▸ THE EXERCISE: Look through the records that follow. Copy every line containing the word "Obligates".

▸ EXCERPTED RECORDS:
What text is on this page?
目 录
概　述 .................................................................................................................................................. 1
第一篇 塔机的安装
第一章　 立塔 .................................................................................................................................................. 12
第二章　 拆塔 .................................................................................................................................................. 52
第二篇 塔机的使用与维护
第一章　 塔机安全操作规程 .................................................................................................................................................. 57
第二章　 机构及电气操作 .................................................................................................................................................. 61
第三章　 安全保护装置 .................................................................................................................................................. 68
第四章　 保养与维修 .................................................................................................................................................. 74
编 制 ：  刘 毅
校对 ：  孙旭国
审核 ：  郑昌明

---

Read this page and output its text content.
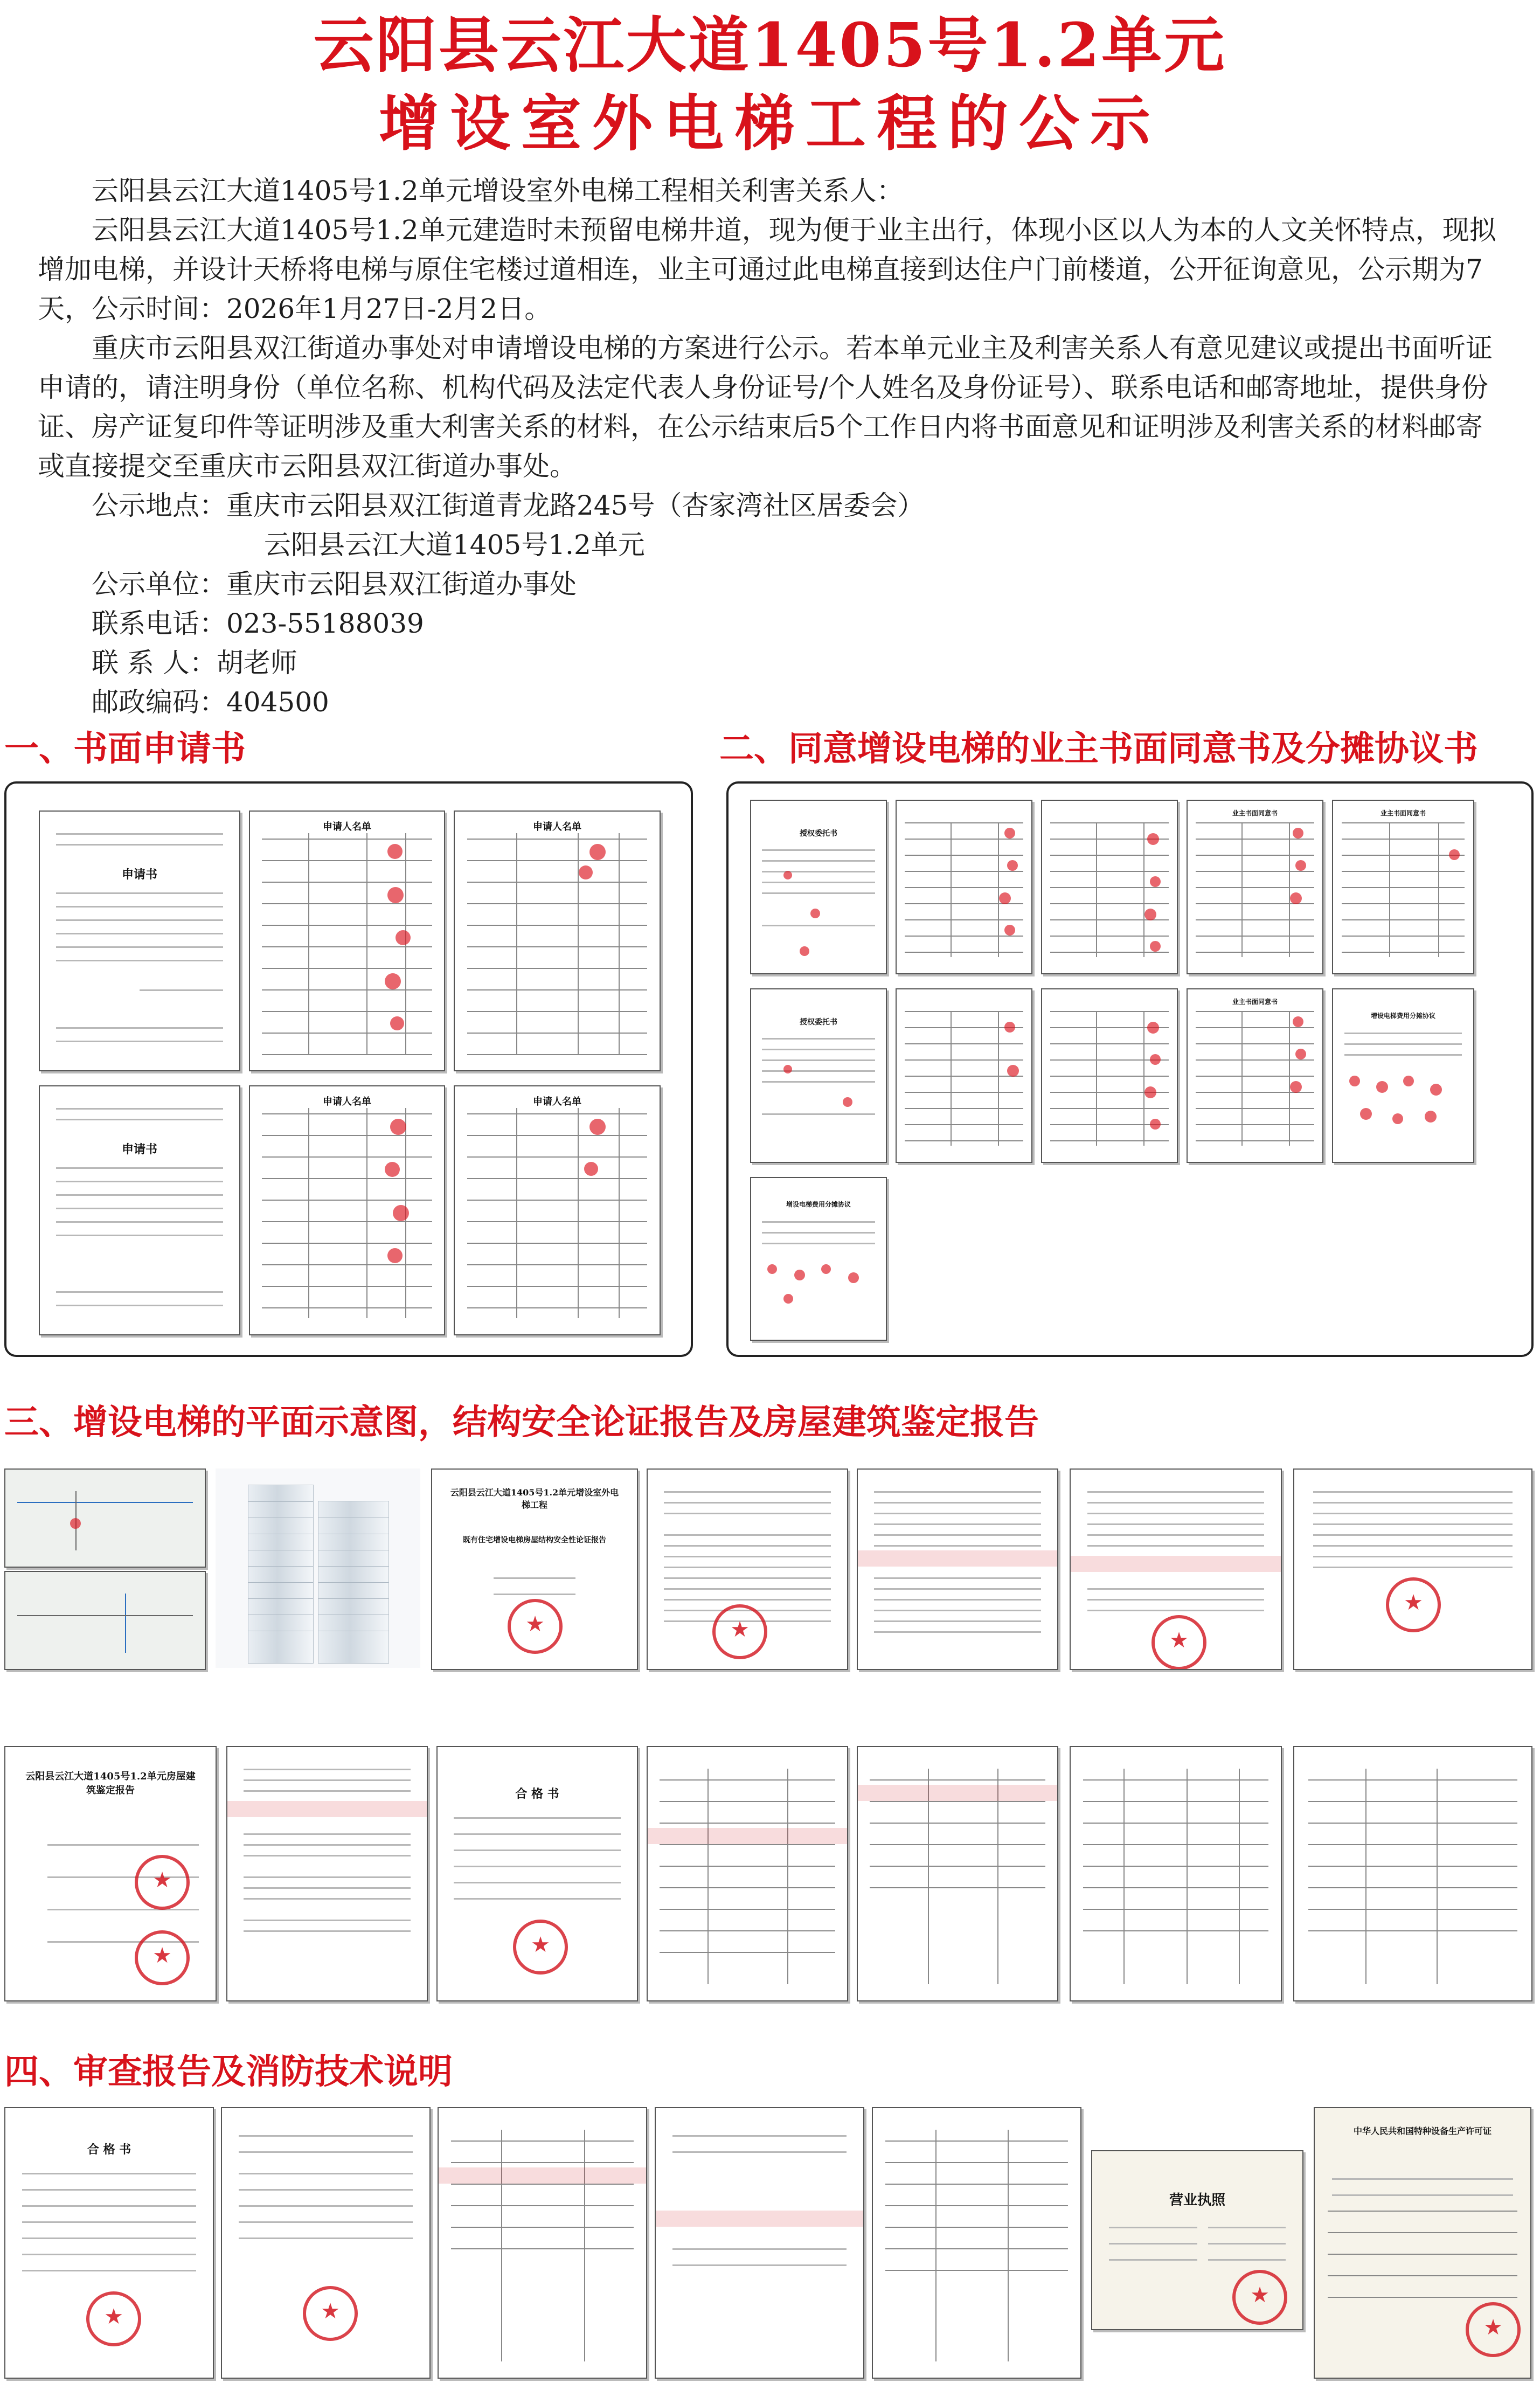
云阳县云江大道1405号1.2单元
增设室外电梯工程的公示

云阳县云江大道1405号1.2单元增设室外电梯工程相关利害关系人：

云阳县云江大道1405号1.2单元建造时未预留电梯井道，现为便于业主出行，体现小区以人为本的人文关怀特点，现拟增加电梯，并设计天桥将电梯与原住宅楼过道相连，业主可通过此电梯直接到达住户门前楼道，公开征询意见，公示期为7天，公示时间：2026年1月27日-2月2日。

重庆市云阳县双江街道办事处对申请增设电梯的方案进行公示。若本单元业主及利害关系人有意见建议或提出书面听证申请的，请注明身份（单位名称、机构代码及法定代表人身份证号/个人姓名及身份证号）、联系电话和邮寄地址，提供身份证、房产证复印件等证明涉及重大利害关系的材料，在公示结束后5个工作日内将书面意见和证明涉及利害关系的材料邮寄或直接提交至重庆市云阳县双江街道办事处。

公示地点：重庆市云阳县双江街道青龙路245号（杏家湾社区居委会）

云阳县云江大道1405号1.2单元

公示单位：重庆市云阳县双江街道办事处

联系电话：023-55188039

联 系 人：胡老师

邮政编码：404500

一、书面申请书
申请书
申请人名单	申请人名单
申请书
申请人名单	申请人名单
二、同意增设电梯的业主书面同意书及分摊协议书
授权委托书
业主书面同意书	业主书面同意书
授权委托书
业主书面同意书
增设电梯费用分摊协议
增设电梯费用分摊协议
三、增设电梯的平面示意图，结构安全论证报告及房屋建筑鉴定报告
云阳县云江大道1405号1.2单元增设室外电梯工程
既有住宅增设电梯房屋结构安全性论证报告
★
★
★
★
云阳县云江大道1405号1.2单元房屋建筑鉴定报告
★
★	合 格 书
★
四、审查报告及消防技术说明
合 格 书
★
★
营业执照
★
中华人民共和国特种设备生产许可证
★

---

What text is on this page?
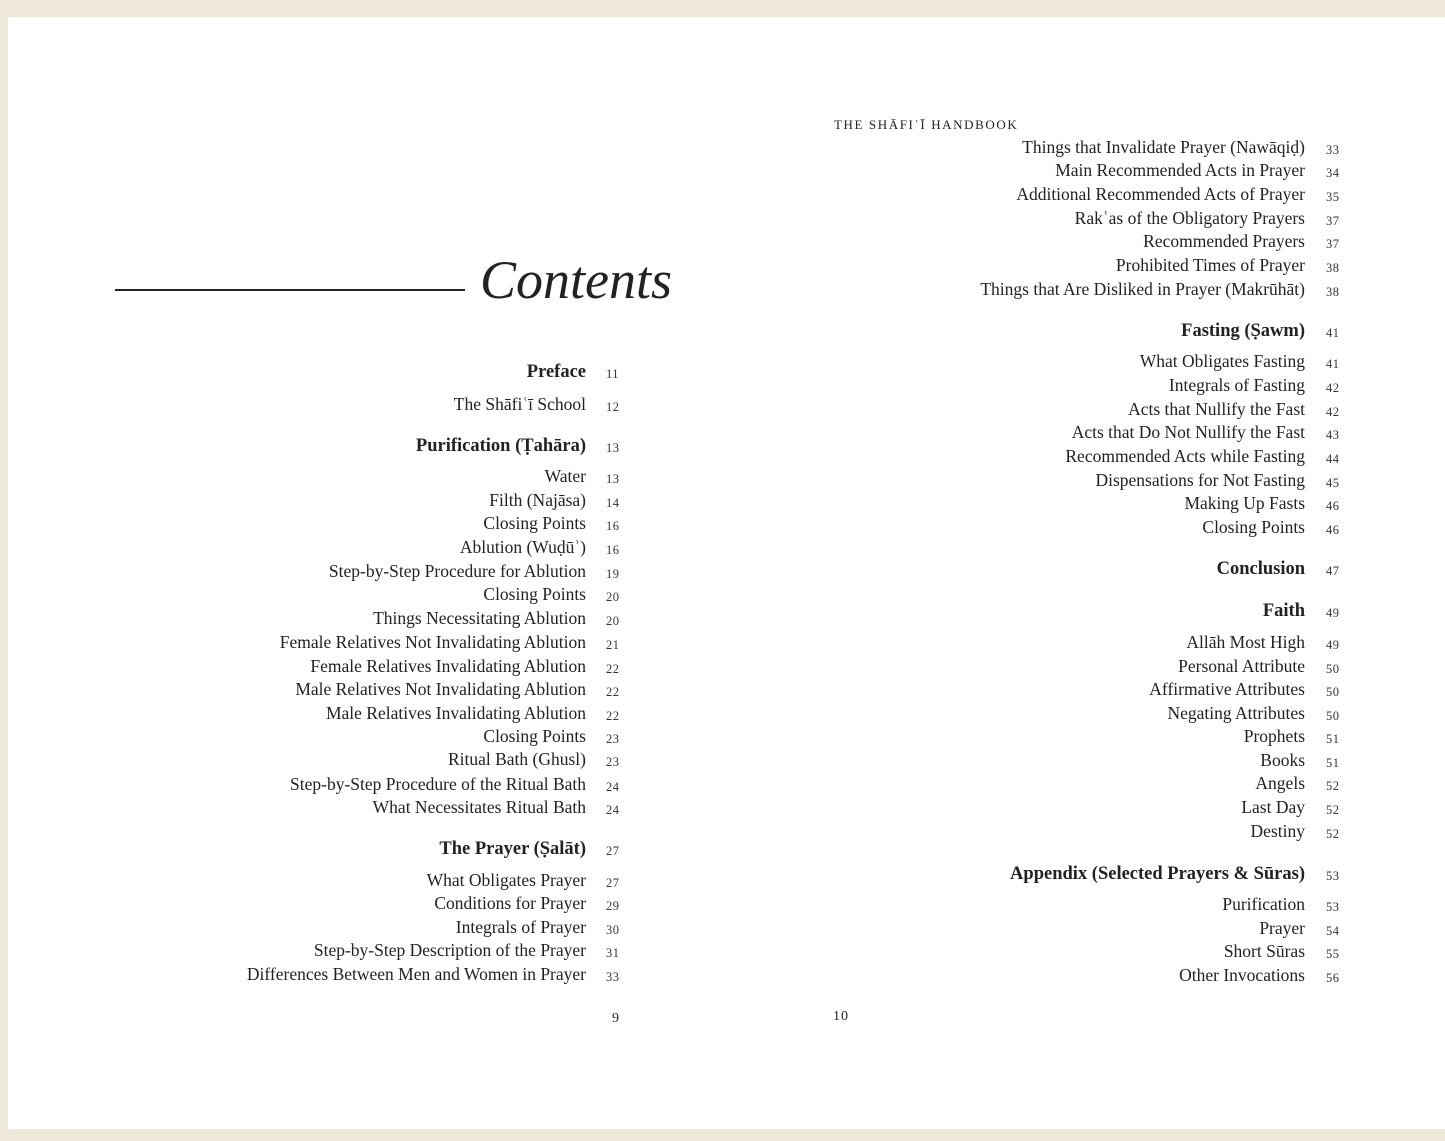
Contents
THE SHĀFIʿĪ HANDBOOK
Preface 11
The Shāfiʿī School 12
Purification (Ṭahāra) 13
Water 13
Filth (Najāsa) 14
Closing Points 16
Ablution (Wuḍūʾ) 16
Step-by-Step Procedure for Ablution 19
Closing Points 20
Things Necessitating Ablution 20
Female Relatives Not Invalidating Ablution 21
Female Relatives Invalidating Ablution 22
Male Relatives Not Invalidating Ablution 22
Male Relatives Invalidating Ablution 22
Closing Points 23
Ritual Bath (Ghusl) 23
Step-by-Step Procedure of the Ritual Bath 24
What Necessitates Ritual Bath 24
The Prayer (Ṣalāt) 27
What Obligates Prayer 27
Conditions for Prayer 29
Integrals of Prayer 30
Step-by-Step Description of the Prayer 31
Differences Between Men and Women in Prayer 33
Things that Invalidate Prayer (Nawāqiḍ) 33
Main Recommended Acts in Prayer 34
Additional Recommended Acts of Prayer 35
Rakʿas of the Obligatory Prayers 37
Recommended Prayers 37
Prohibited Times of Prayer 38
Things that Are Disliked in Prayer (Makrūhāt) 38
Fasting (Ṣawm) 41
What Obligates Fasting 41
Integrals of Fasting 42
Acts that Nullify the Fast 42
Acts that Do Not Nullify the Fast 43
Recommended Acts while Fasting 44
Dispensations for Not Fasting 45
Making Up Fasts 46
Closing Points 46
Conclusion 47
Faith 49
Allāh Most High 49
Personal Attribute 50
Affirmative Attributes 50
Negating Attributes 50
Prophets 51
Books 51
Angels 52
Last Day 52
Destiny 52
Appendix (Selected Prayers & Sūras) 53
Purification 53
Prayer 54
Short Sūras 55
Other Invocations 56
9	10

▸ RIGHT ANSWER:
What Obligates Prayer 27
What Obligates Fasting 41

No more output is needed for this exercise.